→ Problem requirements
Find the lines below that contain the string "JSON". Copy each one.
◆ ◆ ◆ ◆ ◆
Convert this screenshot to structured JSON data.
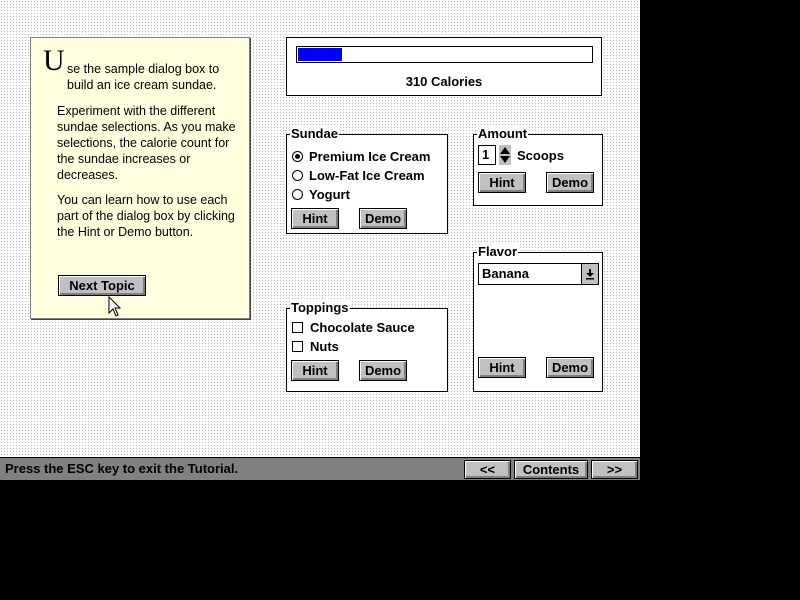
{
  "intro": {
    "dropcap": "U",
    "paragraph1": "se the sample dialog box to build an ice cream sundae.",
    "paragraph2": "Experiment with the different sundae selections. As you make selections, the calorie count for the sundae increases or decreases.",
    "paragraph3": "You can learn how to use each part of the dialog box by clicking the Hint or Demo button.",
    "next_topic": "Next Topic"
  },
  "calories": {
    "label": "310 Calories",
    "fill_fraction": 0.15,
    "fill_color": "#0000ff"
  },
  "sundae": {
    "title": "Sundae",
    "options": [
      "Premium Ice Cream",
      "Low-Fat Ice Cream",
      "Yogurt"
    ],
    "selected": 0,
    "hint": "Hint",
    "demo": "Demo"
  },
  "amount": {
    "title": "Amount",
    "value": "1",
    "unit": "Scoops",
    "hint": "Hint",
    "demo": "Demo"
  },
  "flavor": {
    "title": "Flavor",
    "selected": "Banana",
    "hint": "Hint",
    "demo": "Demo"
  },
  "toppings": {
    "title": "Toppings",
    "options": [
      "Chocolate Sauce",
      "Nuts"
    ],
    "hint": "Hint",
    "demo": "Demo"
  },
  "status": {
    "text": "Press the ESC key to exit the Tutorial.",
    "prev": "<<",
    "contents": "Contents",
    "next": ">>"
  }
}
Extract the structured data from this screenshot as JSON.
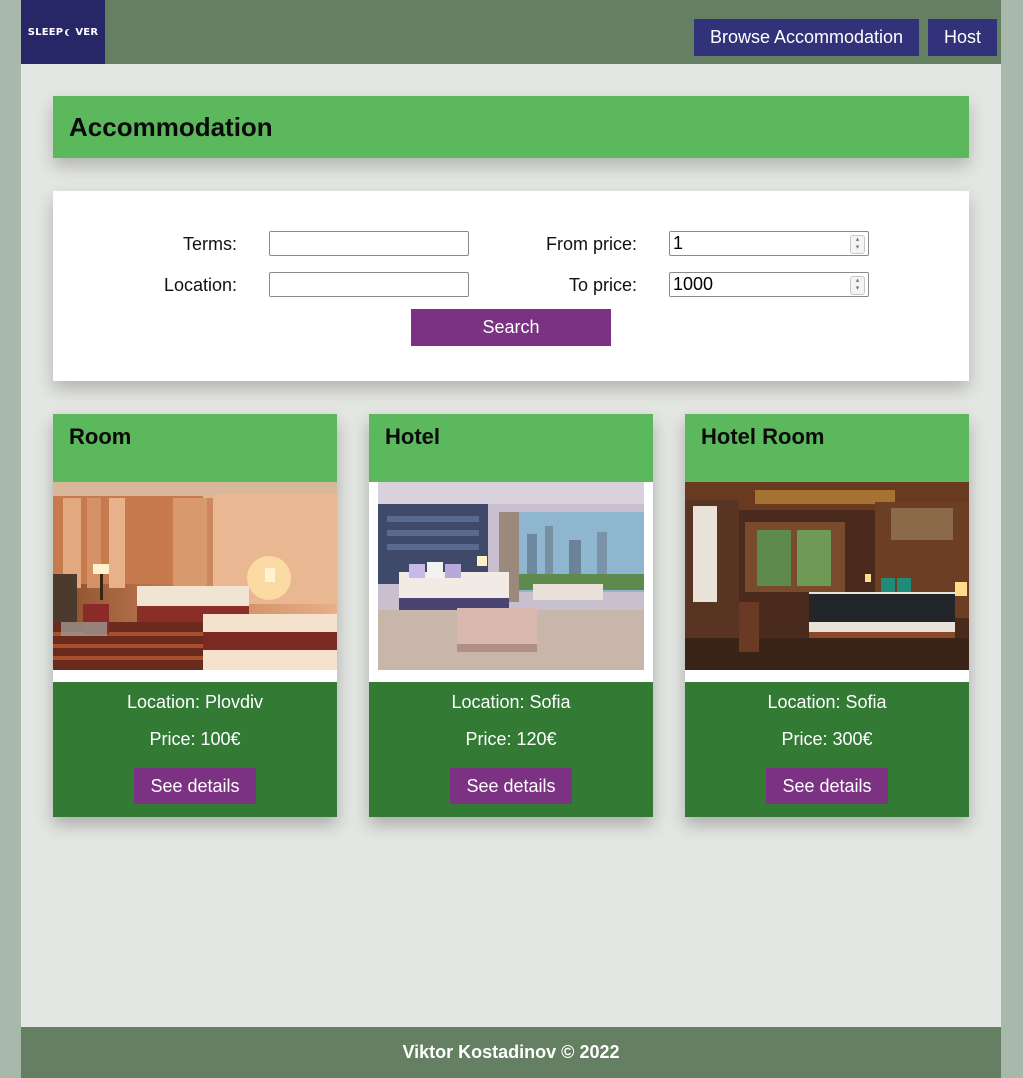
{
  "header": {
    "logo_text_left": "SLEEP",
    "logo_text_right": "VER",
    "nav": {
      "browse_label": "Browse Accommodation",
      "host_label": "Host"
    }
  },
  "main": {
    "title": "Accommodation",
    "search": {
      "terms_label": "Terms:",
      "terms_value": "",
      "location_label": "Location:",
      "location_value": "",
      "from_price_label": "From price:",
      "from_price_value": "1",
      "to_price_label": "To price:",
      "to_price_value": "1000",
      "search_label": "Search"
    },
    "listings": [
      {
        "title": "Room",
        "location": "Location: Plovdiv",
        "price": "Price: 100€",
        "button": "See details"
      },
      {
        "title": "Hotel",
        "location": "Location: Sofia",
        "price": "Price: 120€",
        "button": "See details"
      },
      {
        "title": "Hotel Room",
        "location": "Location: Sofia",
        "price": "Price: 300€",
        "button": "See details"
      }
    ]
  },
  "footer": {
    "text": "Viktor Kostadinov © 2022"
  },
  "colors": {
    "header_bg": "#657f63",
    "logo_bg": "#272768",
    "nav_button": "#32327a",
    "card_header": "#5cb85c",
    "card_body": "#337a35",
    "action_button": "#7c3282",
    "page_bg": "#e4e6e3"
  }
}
◆ ◆ ◆ ◆ ◆
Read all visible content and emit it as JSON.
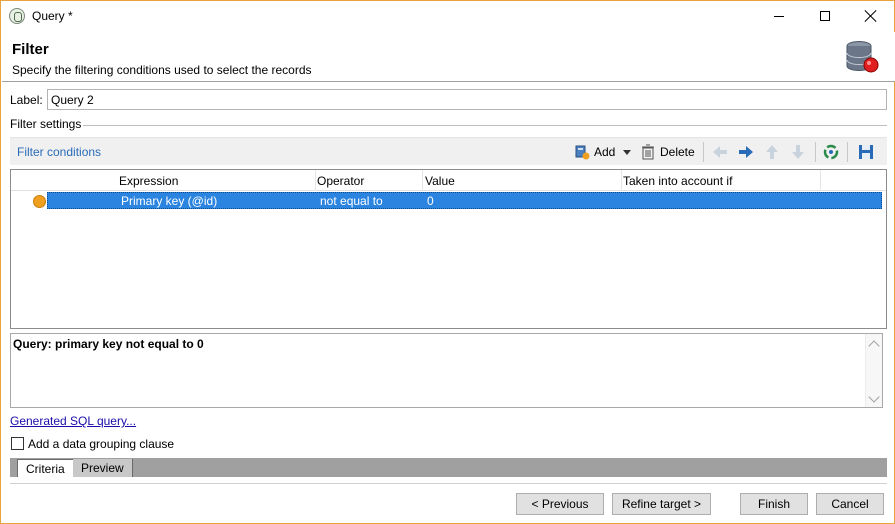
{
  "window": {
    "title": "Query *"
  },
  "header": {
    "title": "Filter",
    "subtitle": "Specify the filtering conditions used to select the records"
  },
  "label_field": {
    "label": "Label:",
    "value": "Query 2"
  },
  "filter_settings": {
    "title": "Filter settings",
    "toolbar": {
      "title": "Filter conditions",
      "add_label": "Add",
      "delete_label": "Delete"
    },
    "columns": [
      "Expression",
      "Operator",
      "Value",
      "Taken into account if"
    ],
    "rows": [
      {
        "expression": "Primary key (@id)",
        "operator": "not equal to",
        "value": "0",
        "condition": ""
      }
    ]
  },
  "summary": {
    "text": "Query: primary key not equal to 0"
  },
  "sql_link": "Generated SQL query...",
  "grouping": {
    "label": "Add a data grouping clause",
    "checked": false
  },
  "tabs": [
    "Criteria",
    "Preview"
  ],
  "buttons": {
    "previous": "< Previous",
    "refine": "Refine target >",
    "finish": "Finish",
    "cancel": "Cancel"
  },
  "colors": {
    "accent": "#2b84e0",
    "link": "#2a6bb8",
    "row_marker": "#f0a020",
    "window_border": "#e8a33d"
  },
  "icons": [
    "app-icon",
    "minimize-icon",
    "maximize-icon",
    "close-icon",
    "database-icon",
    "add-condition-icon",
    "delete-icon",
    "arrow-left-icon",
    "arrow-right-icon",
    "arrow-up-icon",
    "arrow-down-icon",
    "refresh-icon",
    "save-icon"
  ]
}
◆ ◆ ◆ ◆ ◆
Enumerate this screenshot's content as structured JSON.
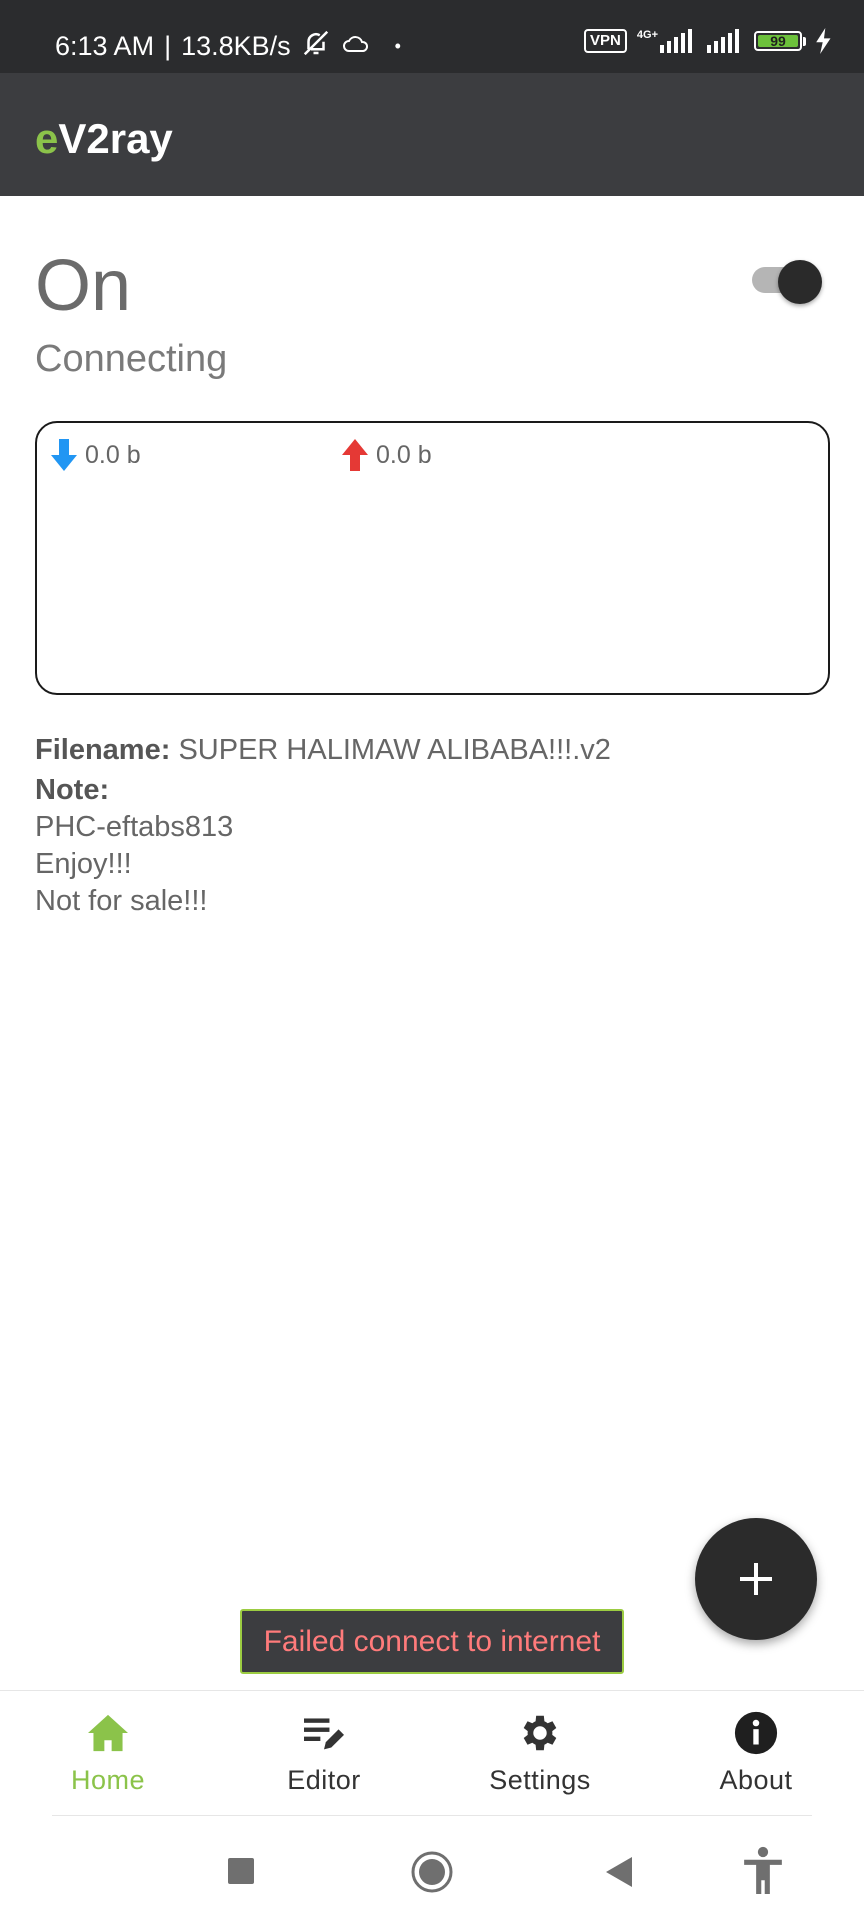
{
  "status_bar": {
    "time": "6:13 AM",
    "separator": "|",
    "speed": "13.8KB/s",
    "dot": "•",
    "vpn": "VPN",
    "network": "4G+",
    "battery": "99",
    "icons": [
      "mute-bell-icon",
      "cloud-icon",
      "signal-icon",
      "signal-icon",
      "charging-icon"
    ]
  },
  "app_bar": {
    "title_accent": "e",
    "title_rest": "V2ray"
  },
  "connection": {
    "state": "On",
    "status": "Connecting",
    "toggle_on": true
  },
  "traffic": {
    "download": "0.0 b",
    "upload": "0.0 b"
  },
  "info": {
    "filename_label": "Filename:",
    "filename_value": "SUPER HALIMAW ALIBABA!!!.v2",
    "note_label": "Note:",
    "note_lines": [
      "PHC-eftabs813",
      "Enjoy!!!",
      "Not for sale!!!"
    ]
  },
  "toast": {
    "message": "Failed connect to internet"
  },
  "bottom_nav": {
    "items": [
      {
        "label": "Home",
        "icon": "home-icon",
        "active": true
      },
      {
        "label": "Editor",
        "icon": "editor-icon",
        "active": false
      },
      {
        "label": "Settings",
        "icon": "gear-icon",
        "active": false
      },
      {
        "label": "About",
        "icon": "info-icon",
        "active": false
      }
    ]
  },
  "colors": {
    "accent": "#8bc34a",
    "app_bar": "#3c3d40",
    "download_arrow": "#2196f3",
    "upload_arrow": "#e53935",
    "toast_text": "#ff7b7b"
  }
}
◆ ◆ ◆ ◆ ◆
→ Worked answer
Convert this screenshot to structured JSON data.
Extract the structured data from this screenshot as JSON.
Read all visible content and emit it as JSON.
Enumerate this screenshot's content as structured JSON.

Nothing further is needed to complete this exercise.